— Start —
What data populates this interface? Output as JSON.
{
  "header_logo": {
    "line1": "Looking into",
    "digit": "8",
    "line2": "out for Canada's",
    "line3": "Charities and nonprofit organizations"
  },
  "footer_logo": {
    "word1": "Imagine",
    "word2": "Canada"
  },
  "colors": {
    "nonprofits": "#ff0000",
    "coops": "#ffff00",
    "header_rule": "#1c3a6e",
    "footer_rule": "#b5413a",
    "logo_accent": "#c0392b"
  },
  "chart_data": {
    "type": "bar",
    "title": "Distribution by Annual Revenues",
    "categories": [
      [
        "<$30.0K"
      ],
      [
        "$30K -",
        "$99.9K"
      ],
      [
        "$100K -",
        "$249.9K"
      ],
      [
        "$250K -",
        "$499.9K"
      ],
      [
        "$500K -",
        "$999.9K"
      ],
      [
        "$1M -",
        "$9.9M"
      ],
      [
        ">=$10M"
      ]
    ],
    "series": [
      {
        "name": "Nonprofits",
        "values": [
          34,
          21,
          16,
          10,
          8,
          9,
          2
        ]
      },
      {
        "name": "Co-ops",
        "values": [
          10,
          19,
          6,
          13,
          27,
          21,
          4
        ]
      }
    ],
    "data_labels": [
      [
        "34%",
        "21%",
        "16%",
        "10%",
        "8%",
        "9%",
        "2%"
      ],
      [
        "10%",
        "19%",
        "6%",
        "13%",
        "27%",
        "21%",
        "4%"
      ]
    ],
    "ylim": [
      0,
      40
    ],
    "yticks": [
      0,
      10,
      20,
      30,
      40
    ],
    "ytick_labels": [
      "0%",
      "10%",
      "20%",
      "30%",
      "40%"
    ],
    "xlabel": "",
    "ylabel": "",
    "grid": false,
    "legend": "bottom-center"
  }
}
— End —
**WHAT YOU NEED TO DO**
Take the listing above and set it down exactly.

**CORRECT OUTPUT**
What data populates this interface? Output as JSON.
{
  "header_logo": {
    "line1": "Looking into",
    "digit": "8",
    "line2": "out for Canada's",
    "line3": "Charities and nonprofit organizations"
  },
  "footer_logo": {
    "word1": "Imagine",
    "word2": "Canada"
  },
  "colors": {
    "nonprofits": "#ff0000",
    "coops": "#ffff00",
    "header_rule": "#1c3a6e",
    "footer_rule": "#b5413a",
    "logo_accent": "#c0392b"
  },
  "chart_data": {
    "type": "bar",
    "title": "Distribution by Annual Revenues",
    "categories": [
      [
        "<$30.0K"
      ],
      [
        "$30K -",
        "$99.9K"
      ],
      [
        "$100K -",
        "$249.9K"
      ],
      [
        "$250K -",
        "$499.9K"
      ],
      [
        "$500K -",
        "$999.9K"
      ],
      [
        "$1M -",
        "$9.9M"
      ],
      [
        ">=$10M"
      ]
    ],
    "series": [
      {
        "name": "Nonprofits",
        "values": [
          34,
          21,
          16,
          10,
          8,
          9,
          2
        ]
      },
      {
        "name": "Co-ops",
        "values": [
          10,
          19,
          6,
          13,
          27,
          21,
          4
        ]
      }
    ],
    "data_labels": [
      [
        "34%",
        "21%",
        "16%",
        "10%",
        "8%",
        "9%",
        "2%"
      ],
      [
        "10%",
        "19%",
        "6%",
        "13%",
        "27%",
        "21%",
        "4%"
      ]
    ],
    "ylim": [
      0,
      40
    ],
    "yticks": [
      0,
      10,
      20,
      30,
      40
    ],
    "ytick_labels": [
      "0%",
      "10%",
      "20%",
      "30%",
      "40%"
    ],
    "xlabel": "",
    "ylabel": "",
    "grid": false,
    "legend": "bottom-center"
  }
}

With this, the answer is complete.